▶ [Aim]:
Find the lines with the string "Create" and return them.

═══ Information provided

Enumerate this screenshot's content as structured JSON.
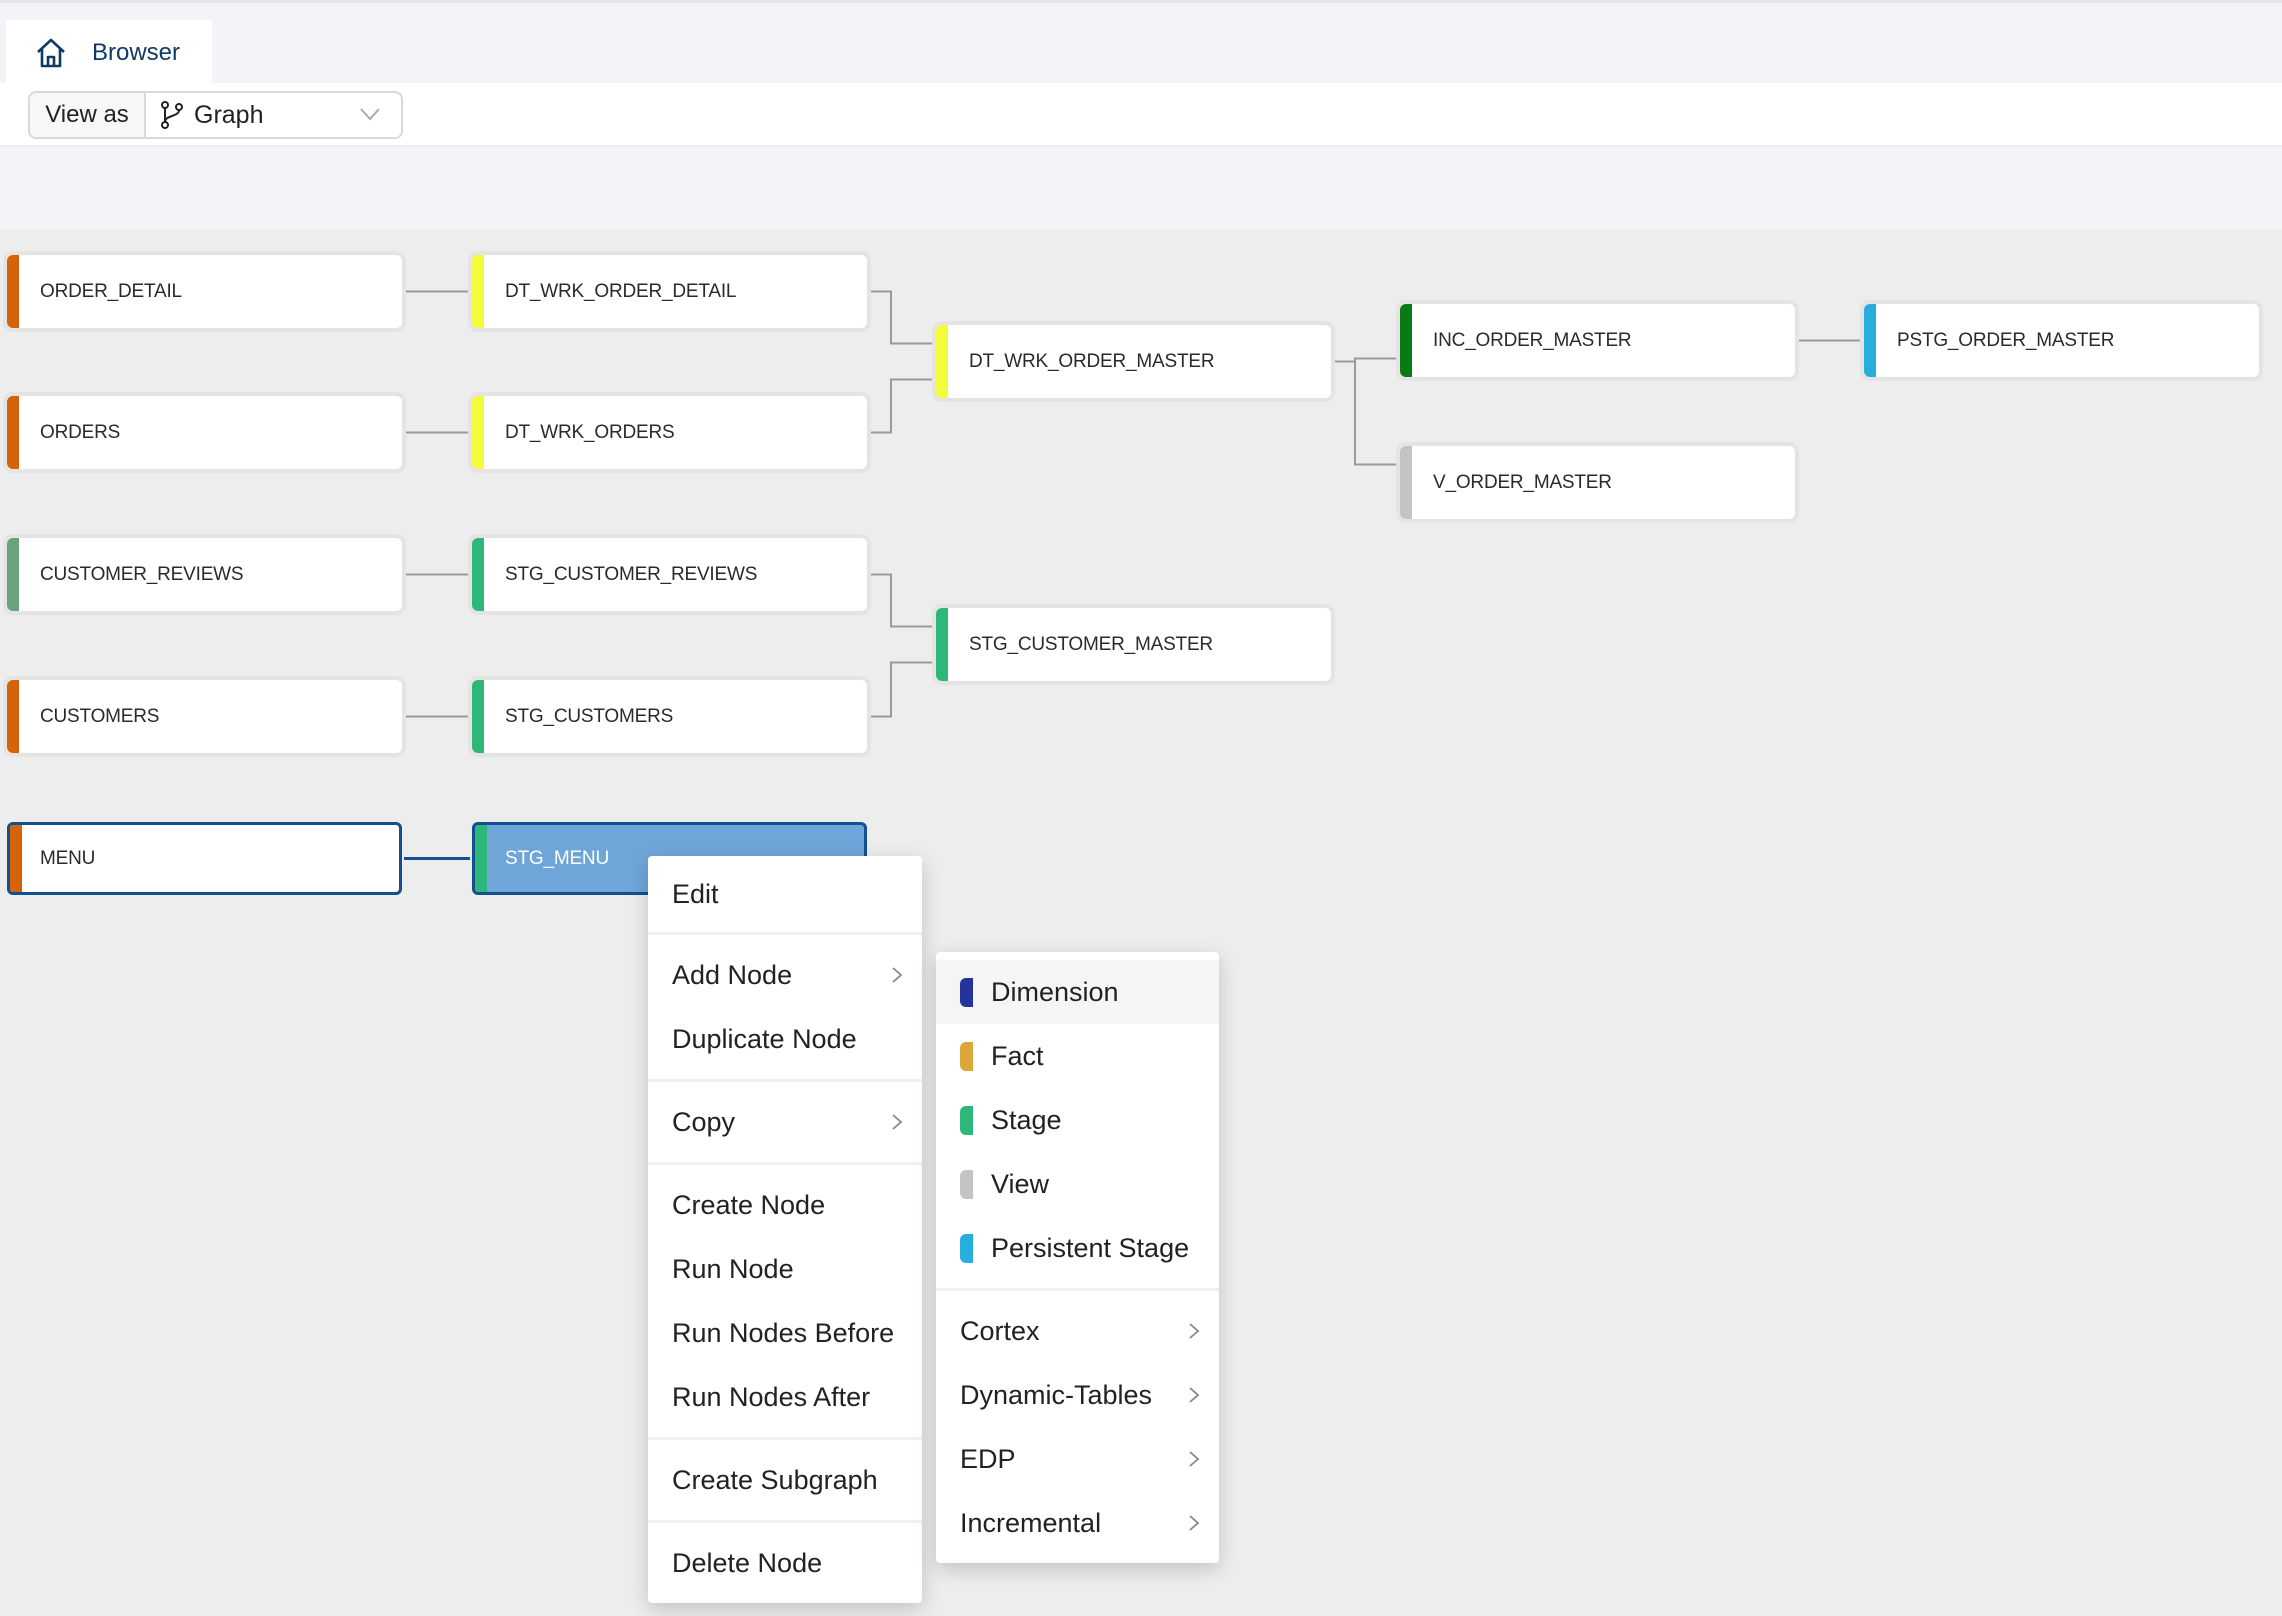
{
  "tab": {
    "label": "Browser",
    "icon": "home-icon"
  },
  "toolbar": {
    "view_as_label": "View as",
    "view_mode": "Graph",
    "view_mode_icon": "branch-graph-icon"
  },
  "colors": {
    "source": "#d4630a",
    "dynamic_table": "#f4fb3b",
    "stage": "#2db87a",
    "incremental": "#0a7a14",
    "persistent_stage": "#27aedc",
    "view": "#c4c4c4",
    "source_alt": "#6aa37a",
    "dimension": "#23359c",
    "fact": "#dca63a",
    "selection_border": "#14508f",
    "active_fill": "#6fa6d9"
  },
  "graph": {
    "nodes": [
      {
        "id": "order_detail",
        "label": "ORDER_DETAIL",
        "type": "source"
      },
      {
        "id": "orders",
        "label": "ORDERS",
        "type": "source"
      },
      {
        "id": "customer_reviews",
        "label": "CUSTOMER_REVIEWS",
        "type": "source_alt"
      },
      {
        "id": "customers",
        "label": "CUSTOMERS",
        "type": "source"
      },
      {
        "id": "menu",
        "label": "MENU",
        "type": "source",
        "state": "selected"
      },
      {
        "id": "dt_wrk_order_detail",
        "label": "DT_WRK_ORDER_DETAIL",
        "type": "dynamic_table"
      },
      {
        "id": "dt_wrk_orders",
        "label": "DT_WRK_ORDERS",
        "type": "dynamic_table"
      },
      {
        "id": "stg_customer_reviews",
        "label": "STG_CUSTOMER_REVIEWS",
        "type": "stage"
      },
      {
        "id": "stg_customers",
        "label": "STG_CUSTOMERS",
        "type": "stage"
      },
      {
        "id": "stg_menu",
        "label": "STG_MENU",
        "type": "stage",
        "state": "active"
      },
      {
        "id": "dt_wrk_order_master",
        "label": "DT_WRK_ORDER_MASTER",
        "type": "dynamic_table"
      },
      {
        "id": "stg_customer_master",
        "label": "STG_CUSTOMER_MASTER",
        "type": "stage"
      },
      {
        "id": "inc_order_master",
        "label": "INC_ORDER_MASTER",
        "type": "incremental"
      },
      {
        "id": "v_order_master",
        "label": "V_ORDER_MASTER",
        "type": "view"
      },
      {
        "id": "pstg_order_master",
        "label": "PSTG_ORDER_MASTER",
        "type": "persistent_stage"
      }
    ],
    "edges": [
      [
        "order_detail",
        "dt_wrk_order_detail"
      ],
      [
        "orders",
        "dt_wrk_orders"
      ],
      [
        "customer_reviews",
        "stg_customer_reviews"
      ],
      [
        "customers",
        "stg_customers"
      ],
      [
        "menu",
        "stg_menu"
      ],
      [
        "dt_wrk_order_detail",
        "dt_wrk_order_master"
      ],
      [
        "dt_wrk_orders",
        "dt_wrk_order_master"
      ],
      [
        "stg_customer_reviews",
        "stg_customer_master"
      ],
      [
        "stg_customers",
        "stg_customer_master"
      ],
      [
        "dt_wrk_order_master",
        "inc_order_master"
      ],
      [
        "dt_wrk_order_master",
        "v_order_master"
      ],
      [
        "inc_order_master",
        "pstg_order_master"
      ]
    ]
  },
  "context_menu": {
    "groups": [
      [
        {
          "label": "Edit"
        }
      ],
      [
        {
          "label": "Add Node",
          "submenu": true
        },
        {
          "label": "Duplicate Node"
        }
      ],
      [
        {
          "label": "Copy",
          "submenu": true
        }
      ],
      [
        {
          "label": "Create Node"
        },
        {
          "label": "Run Node"
        },
        {
          "label": "Run Nodes Before"
        },
        {
          "label": "Run Nodes After"
        }
      ],
      [
        {
          "label": "Create Subgraph"
        }
      ],
      [
        {
          "label": "Delete Node"
        }
      ]
    ]
  },
  "add_node_submenu": {
    "node_types": [
      {
        "label": "Dimension",
        "color": "#23359c",
        "hovered": true
      },
      {
        "label": "Fact",
        "color": "#dca63a"
      },
      {
        "label": "Stage",
        "color": "#2db87a"
      },
      {
        "label": "View",
        "color": "#c4c4c4"
      },
      {
        "label": "Persistent Stage",
        "color": "#27aedc"
      }
    ],
    "packages": [
      {
        "label": "Cortex",
        "submenu": true
      },
      {
        "label": "Dynamic-Tables",
        "submenu": true
      },
      {
        "label": "EDP",
        "submenu": true
      },
      {
        "label": "Incremental",
        "submenu": true
      }
    ]
  }
}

══════

▶ [Exercise output]:
          "label": "Create Node"
          "label": "Create Subgraph"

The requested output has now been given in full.